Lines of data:
☆ ☆ ☆ ☆ ☆

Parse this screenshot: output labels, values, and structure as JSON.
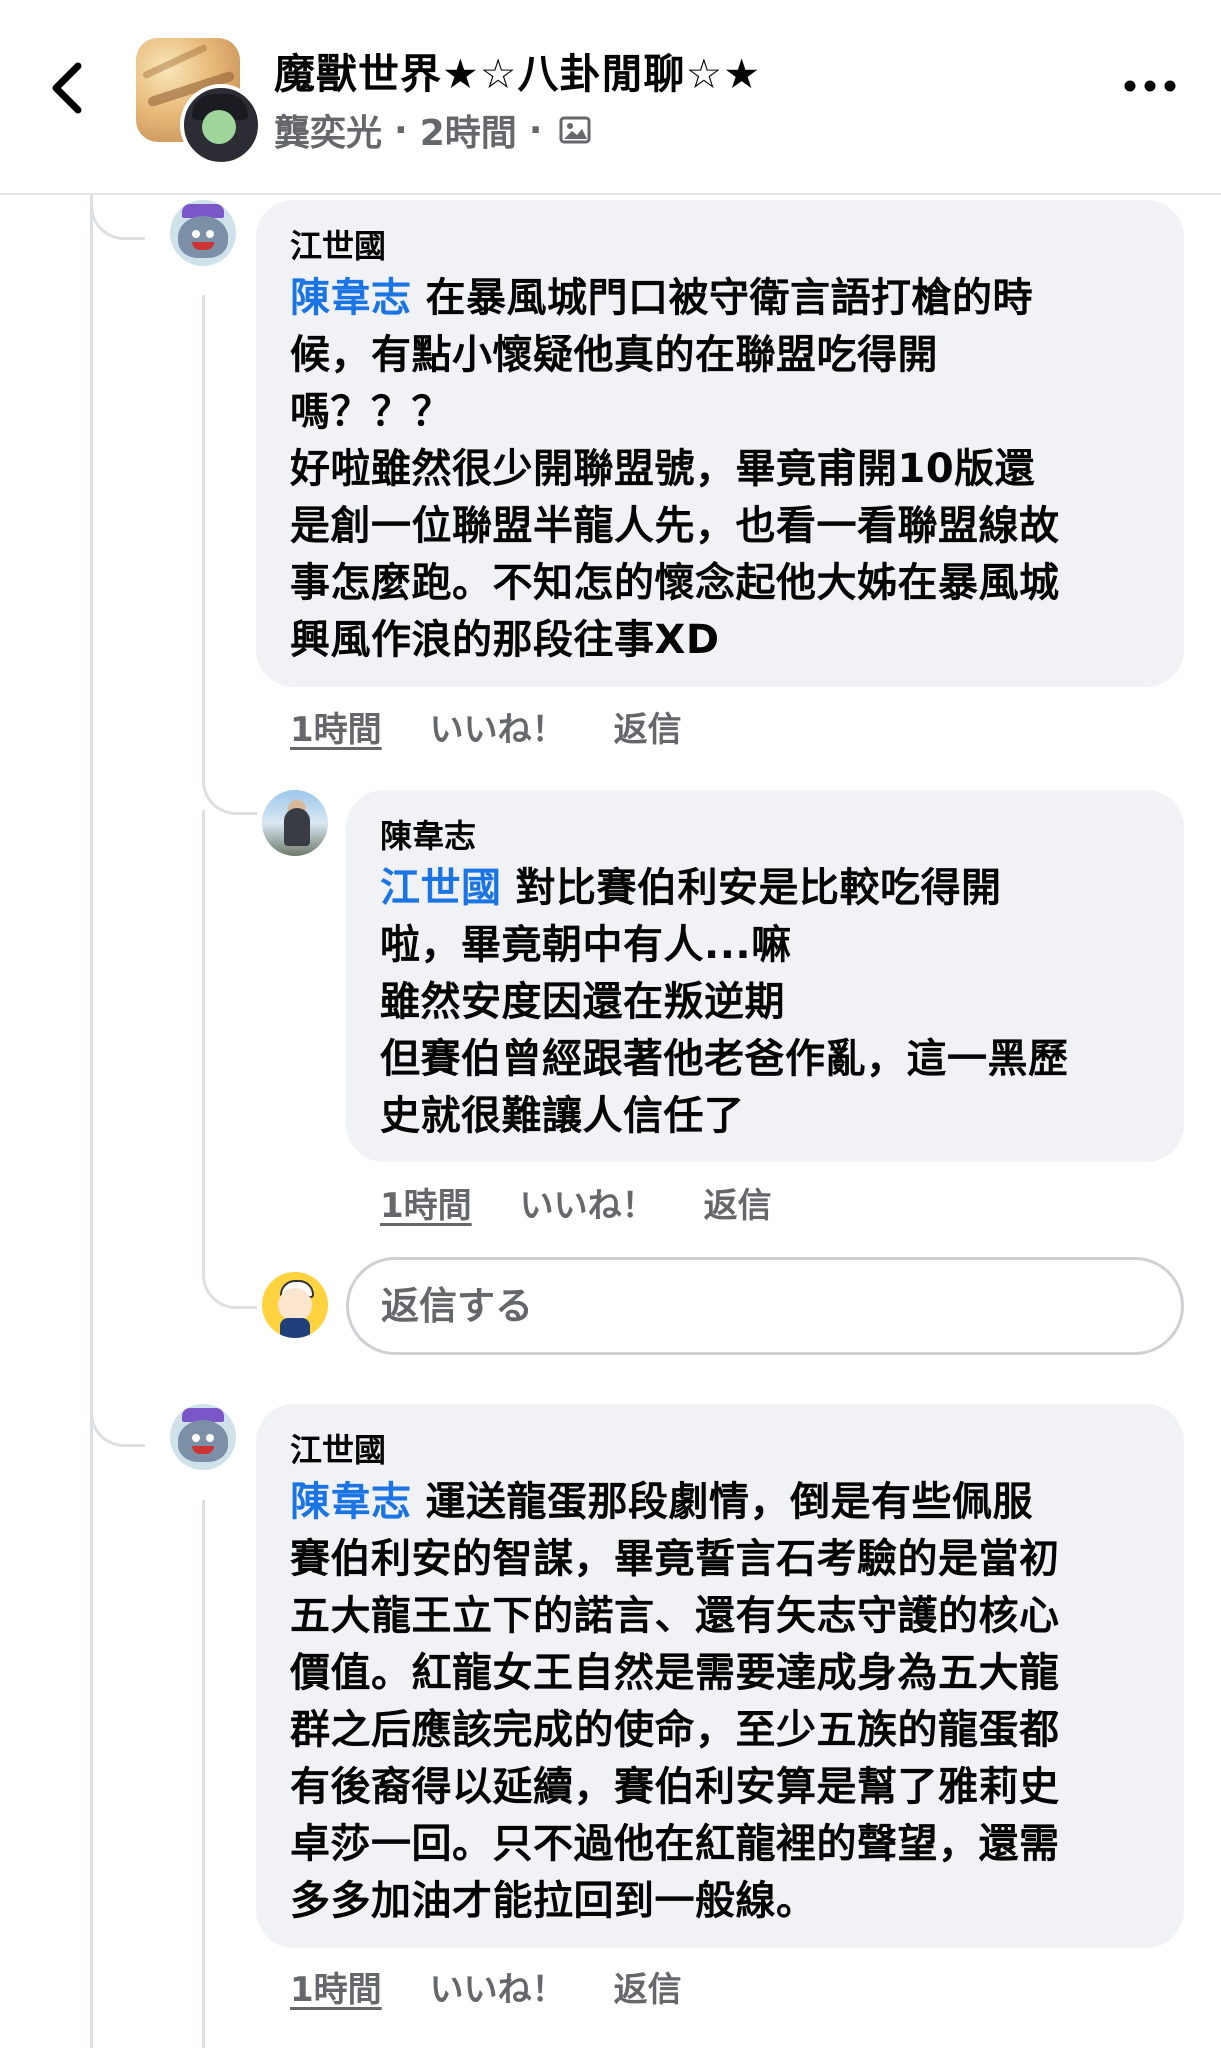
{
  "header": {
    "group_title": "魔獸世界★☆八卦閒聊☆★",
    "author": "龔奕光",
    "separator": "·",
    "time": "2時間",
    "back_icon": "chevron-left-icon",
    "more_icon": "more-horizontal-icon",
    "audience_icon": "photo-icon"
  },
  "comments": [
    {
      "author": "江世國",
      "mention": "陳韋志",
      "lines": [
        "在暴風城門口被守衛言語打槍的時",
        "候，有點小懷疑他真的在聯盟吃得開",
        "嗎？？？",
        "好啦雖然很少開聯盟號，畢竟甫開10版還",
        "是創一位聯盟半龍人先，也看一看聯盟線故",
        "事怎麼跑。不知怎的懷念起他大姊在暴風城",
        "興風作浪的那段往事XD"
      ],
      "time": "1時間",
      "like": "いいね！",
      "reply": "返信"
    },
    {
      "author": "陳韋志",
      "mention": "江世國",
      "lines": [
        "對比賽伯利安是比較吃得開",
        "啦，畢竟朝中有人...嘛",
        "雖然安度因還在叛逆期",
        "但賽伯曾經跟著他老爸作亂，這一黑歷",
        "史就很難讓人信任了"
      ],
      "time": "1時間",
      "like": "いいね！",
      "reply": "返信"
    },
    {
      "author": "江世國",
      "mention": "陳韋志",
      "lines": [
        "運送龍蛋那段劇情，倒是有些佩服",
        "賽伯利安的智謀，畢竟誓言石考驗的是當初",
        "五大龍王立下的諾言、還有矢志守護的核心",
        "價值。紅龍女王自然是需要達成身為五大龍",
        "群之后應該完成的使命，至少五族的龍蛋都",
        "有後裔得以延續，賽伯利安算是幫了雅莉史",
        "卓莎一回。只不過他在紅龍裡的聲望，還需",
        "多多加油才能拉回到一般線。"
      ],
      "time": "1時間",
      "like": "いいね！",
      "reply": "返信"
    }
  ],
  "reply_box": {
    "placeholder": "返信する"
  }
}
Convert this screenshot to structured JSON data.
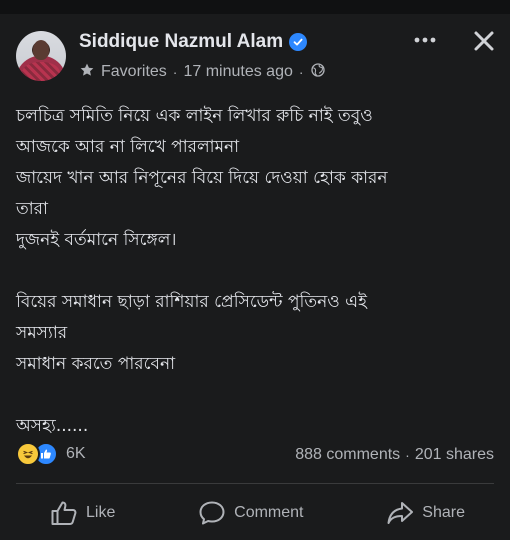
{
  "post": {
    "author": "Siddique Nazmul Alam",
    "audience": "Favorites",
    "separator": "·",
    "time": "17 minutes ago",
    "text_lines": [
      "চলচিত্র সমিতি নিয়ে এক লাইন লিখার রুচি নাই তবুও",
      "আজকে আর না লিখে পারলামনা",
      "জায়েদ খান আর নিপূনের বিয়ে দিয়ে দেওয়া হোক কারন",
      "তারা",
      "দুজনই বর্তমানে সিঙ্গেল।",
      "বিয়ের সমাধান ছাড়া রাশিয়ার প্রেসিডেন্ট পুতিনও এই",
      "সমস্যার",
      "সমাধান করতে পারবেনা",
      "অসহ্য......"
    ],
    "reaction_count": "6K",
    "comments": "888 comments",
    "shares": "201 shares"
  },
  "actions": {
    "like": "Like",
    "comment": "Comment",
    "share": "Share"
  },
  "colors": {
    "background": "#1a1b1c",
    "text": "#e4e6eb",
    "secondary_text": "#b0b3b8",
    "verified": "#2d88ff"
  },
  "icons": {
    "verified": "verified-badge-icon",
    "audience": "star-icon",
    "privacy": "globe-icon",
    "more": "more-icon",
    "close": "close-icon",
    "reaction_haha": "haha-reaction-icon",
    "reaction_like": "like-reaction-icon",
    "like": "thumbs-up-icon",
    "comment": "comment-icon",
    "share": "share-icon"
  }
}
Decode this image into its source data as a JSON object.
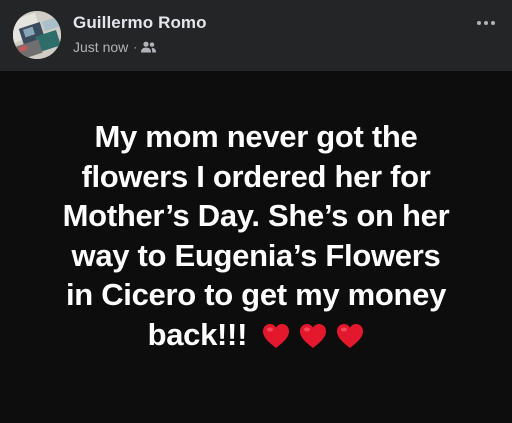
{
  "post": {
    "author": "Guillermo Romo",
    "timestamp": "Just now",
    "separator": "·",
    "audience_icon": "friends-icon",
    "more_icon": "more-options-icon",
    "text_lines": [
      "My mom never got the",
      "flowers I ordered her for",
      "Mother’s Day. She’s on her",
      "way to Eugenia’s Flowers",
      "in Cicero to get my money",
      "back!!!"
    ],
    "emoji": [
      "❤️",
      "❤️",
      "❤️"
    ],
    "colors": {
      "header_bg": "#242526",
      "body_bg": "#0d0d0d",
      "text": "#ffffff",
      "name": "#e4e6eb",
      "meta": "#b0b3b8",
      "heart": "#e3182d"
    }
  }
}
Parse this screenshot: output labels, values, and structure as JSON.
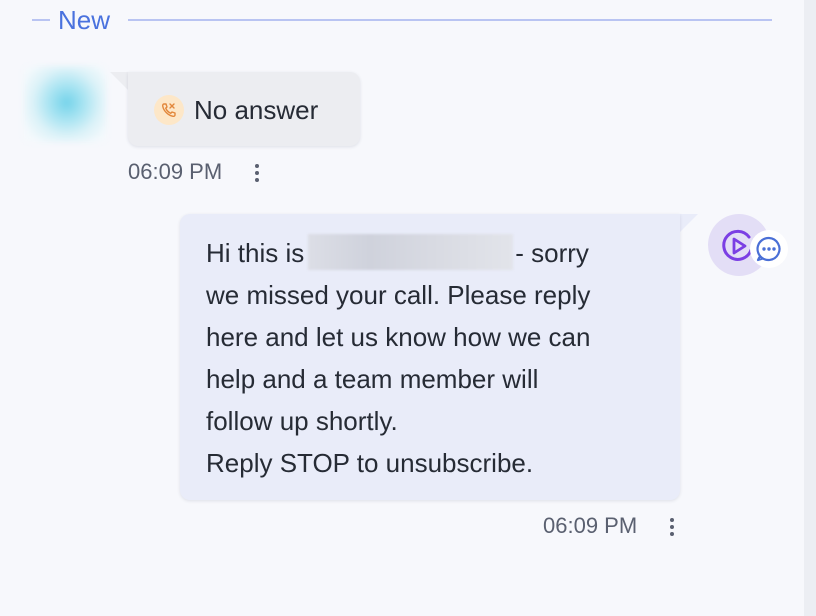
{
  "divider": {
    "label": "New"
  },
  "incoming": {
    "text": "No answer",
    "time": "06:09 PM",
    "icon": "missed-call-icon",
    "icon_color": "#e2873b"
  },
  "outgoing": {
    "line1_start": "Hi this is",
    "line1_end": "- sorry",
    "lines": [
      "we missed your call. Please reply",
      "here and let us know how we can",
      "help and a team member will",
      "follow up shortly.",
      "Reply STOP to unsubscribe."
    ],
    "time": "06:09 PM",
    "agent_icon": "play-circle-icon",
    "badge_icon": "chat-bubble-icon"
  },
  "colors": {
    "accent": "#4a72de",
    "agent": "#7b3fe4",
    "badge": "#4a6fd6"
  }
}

☆ ☆ ☆ ☆ ☆

* **WRITTEN INSTRUCTION**:
Copy each line above containing the string "missed".

* **COMPLETE RESPONSE**:
    "icon": "missed-call-icon",
      "we missed your call. Please reply",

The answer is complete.